Data items:
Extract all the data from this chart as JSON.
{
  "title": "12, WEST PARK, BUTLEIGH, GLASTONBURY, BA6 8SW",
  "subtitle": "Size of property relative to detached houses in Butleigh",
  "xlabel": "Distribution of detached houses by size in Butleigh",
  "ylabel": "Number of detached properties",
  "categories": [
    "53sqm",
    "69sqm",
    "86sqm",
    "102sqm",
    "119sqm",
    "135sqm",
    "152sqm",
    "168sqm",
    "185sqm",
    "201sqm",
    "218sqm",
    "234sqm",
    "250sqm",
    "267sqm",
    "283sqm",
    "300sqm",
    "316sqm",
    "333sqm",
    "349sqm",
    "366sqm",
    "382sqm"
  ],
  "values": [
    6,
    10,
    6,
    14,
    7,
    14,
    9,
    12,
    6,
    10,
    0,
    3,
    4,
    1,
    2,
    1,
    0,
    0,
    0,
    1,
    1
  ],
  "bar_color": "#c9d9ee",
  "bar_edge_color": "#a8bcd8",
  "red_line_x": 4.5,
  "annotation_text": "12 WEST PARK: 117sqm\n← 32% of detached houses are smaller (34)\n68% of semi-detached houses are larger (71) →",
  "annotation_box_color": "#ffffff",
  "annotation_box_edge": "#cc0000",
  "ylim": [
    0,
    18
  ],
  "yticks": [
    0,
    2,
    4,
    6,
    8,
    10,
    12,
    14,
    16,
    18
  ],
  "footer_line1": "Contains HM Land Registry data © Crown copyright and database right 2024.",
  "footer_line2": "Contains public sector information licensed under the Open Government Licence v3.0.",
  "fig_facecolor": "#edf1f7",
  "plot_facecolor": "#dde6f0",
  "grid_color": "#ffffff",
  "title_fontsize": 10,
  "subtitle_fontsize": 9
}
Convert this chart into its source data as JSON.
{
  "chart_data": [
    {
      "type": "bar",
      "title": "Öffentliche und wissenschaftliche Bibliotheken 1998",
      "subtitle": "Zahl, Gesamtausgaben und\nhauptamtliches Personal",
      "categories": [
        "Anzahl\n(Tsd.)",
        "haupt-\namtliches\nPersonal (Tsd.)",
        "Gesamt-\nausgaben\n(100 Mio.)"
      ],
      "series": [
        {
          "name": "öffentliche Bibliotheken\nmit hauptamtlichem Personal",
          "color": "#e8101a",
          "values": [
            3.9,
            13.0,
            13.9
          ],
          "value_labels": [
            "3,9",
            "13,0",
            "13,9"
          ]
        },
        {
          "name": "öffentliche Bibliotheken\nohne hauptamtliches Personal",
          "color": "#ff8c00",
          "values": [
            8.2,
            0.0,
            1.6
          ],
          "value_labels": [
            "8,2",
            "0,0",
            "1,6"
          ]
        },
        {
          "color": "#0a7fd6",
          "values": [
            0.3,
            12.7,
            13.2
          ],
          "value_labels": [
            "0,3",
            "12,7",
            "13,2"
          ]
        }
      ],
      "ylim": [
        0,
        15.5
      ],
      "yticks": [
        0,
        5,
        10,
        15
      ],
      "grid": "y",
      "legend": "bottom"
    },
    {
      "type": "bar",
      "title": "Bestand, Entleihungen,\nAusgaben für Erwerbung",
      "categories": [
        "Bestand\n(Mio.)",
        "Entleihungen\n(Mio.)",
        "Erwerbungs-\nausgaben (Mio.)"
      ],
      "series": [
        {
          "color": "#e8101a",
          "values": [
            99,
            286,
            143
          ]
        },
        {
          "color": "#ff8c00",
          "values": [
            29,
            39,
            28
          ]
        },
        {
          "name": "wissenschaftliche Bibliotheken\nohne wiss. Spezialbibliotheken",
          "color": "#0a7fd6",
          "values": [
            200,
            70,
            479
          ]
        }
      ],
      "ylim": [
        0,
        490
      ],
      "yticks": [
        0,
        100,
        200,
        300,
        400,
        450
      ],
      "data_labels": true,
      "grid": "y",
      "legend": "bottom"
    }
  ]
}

#### [What is being asked]
Go through the entries above and pull out each line with "nohne" in it.

#### [Finished task]
          "name": "öffentliche Bibliotheken\nohne hauptamtliches Personal",
          "name": "wissenschaftliche Bibliotheken\nohne wiss. Spezialbibliotheken",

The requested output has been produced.